=== DATA TO PROCESS ===
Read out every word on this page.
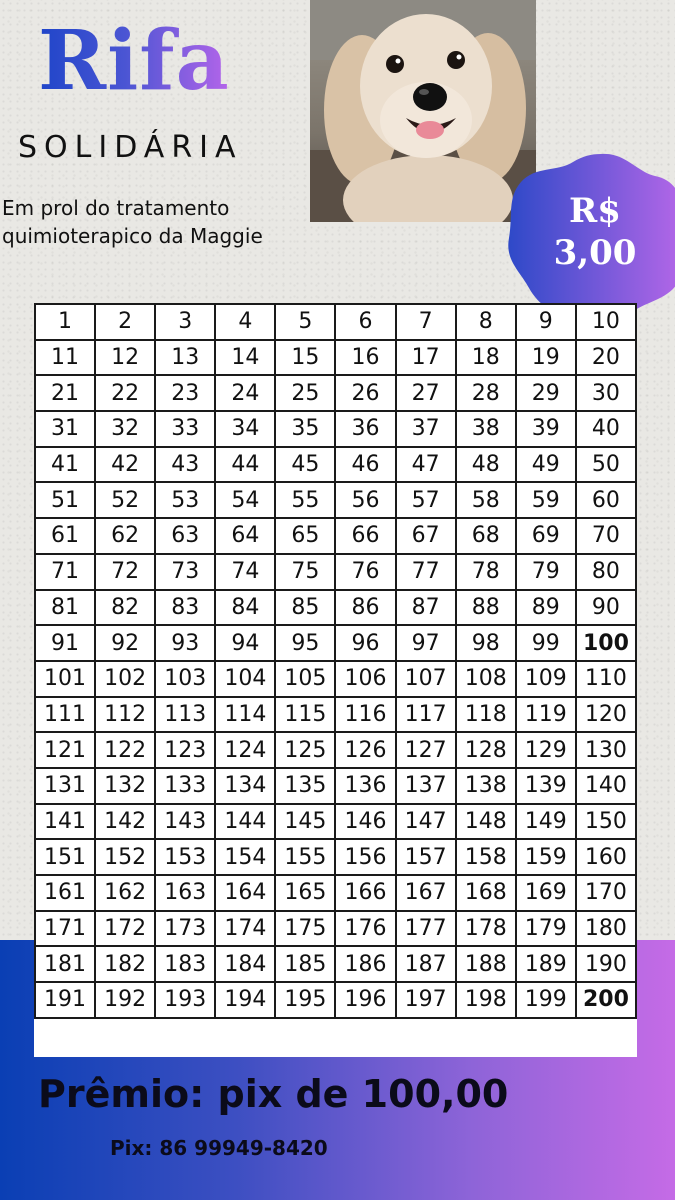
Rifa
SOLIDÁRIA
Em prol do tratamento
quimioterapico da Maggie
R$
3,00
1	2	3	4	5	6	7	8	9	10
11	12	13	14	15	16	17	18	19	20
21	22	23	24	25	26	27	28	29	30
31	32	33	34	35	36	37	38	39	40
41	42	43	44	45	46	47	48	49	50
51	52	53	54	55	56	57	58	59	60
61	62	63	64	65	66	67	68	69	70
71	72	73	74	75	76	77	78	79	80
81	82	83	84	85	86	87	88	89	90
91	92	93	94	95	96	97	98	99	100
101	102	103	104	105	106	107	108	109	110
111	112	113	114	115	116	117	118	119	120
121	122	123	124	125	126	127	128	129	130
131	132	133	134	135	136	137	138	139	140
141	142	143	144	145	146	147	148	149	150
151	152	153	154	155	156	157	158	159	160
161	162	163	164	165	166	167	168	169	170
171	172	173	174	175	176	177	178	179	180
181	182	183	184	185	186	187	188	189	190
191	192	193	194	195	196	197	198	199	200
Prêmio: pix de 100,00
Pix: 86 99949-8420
===
=== DATA TO PROCESS ===
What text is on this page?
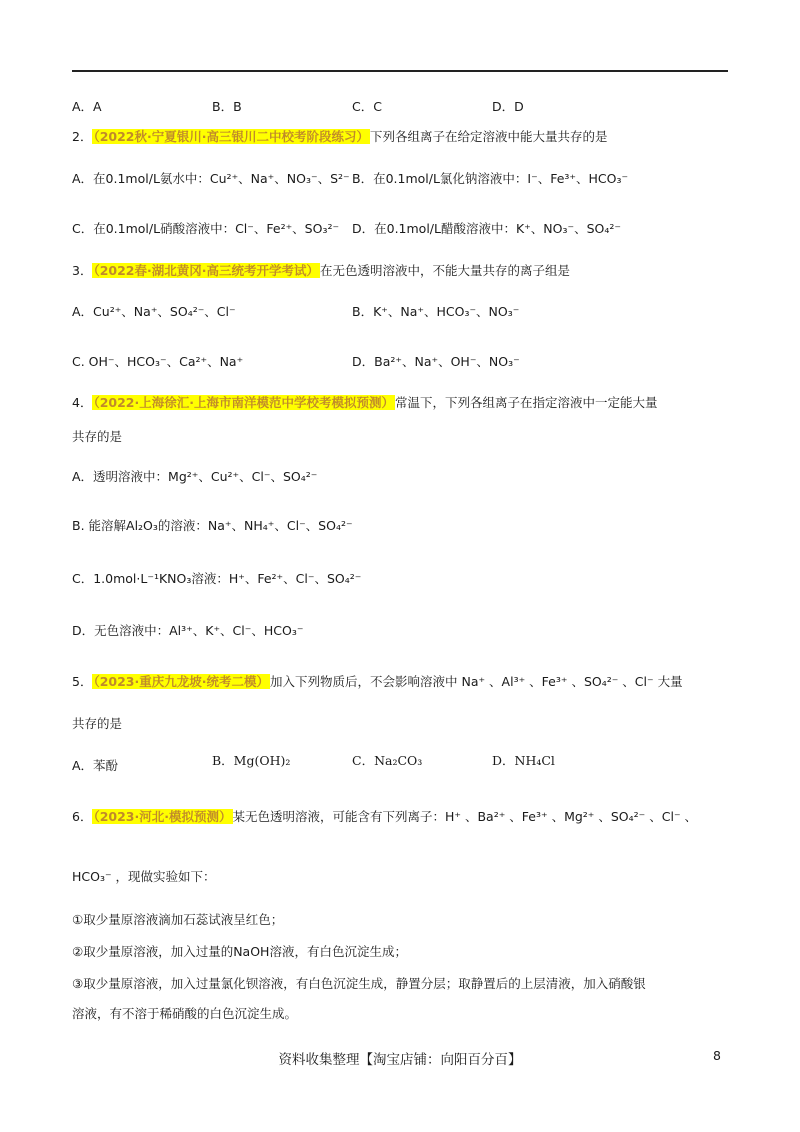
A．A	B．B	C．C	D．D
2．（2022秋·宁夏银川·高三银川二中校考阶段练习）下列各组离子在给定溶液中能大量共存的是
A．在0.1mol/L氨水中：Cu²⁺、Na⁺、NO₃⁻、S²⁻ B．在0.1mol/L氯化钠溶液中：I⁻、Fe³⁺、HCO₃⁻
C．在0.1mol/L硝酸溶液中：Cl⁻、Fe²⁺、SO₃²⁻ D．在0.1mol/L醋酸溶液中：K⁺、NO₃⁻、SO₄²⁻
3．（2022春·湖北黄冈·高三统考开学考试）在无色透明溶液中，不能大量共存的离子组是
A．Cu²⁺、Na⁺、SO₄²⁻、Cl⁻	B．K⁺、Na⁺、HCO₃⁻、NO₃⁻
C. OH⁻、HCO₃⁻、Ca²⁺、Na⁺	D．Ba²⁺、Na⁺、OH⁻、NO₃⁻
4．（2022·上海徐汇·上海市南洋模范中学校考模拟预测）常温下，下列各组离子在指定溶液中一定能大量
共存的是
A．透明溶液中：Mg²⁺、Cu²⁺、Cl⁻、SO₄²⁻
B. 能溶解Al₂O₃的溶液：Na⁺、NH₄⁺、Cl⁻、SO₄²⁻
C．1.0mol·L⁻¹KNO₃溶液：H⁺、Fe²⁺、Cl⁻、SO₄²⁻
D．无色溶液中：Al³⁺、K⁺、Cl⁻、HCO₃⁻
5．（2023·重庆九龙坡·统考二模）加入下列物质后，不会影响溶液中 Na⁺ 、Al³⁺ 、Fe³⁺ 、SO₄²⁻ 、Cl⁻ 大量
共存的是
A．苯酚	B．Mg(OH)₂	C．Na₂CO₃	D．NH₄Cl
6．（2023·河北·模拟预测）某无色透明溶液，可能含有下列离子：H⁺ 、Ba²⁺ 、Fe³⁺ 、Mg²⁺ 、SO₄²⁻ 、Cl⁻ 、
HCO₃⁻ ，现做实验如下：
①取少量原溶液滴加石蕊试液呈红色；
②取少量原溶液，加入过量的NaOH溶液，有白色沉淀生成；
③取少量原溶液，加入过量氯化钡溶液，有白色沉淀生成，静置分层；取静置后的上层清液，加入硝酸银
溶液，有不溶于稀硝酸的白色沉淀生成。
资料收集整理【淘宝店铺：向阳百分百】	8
===
=== DATA TO PROCESS ===
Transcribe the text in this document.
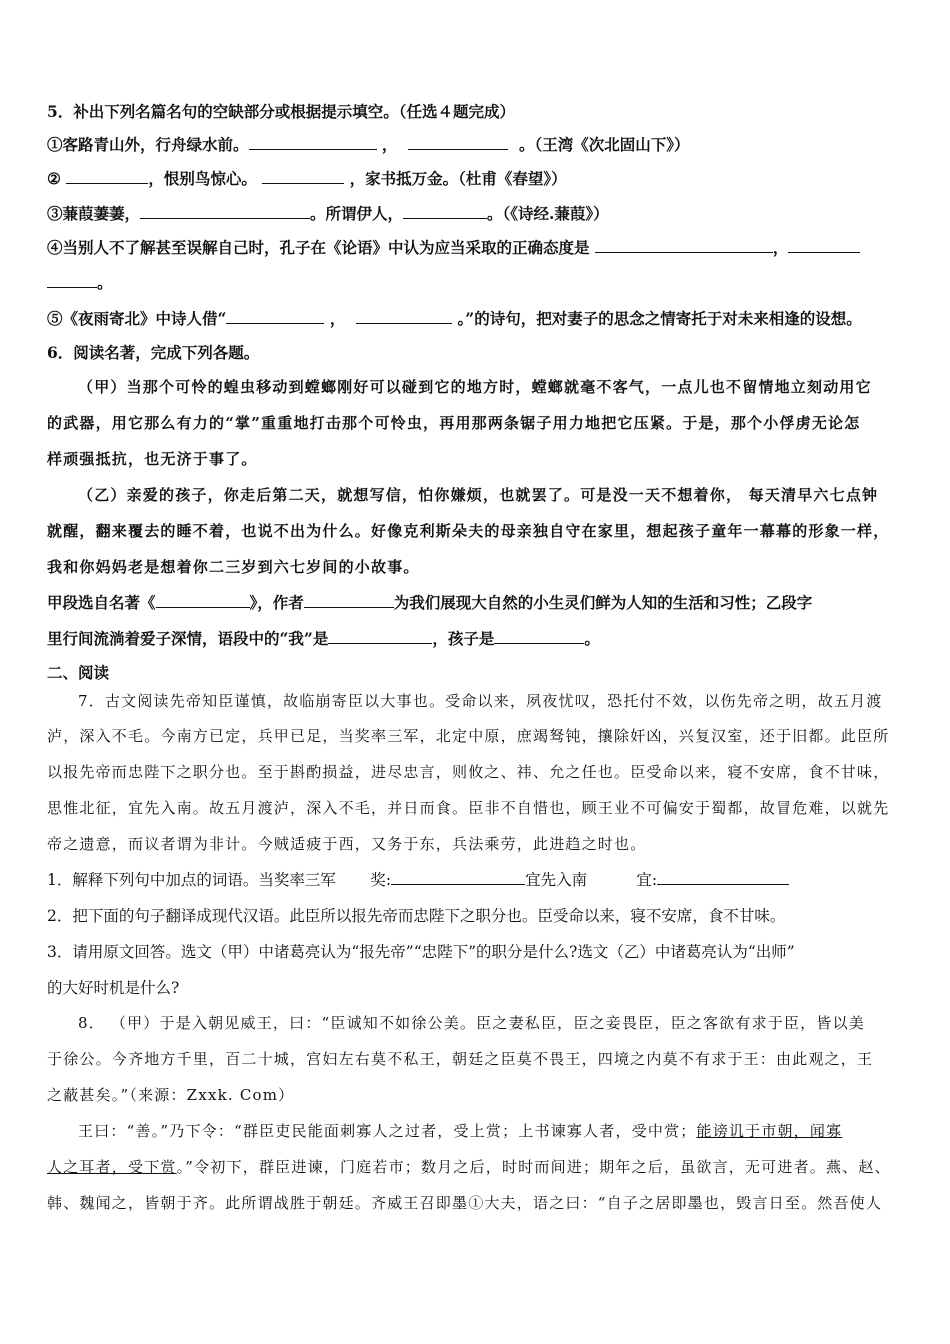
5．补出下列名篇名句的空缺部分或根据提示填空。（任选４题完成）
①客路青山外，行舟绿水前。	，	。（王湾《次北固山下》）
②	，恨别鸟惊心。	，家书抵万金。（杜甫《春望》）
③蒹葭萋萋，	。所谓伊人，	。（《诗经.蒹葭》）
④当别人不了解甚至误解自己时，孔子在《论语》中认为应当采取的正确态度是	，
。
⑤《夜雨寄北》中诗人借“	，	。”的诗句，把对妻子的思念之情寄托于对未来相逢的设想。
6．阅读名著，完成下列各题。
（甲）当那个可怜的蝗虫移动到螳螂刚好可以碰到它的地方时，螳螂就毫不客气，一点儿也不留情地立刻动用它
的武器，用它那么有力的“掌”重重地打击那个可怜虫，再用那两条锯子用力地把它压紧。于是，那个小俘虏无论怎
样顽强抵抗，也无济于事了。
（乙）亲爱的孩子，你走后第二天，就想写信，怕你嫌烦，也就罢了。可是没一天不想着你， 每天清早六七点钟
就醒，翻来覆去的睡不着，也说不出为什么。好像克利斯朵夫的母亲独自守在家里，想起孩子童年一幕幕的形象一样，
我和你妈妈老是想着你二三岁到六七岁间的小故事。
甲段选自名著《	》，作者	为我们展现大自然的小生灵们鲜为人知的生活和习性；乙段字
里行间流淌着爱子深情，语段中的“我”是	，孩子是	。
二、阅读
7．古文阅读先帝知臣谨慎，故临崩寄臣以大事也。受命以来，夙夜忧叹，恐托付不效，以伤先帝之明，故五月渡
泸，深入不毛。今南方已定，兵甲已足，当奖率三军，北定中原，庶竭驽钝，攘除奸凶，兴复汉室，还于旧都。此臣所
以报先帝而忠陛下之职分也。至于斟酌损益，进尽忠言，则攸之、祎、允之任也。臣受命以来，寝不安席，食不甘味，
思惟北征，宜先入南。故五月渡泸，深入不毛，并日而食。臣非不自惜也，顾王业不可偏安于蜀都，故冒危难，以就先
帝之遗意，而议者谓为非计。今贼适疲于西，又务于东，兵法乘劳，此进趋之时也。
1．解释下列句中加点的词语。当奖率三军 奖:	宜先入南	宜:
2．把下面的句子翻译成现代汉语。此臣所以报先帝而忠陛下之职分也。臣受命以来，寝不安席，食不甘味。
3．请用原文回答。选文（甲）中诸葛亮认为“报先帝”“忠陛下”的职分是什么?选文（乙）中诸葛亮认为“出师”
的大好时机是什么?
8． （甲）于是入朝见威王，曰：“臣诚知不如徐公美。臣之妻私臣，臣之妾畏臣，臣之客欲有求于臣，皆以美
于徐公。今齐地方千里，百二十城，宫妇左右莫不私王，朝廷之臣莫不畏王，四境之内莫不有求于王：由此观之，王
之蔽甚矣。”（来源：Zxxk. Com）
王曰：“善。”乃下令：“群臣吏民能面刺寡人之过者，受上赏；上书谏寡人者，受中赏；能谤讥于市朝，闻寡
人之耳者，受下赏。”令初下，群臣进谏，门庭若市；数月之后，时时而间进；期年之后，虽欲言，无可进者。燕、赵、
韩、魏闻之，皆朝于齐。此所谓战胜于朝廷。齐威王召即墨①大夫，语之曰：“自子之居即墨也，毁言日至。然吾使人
===
TASK DETAILS - Filter the entries and copy out every line with the word "this".

THE RESULT -
Read out every word on this page.
What text is on this page?
Transcribe the text in this document.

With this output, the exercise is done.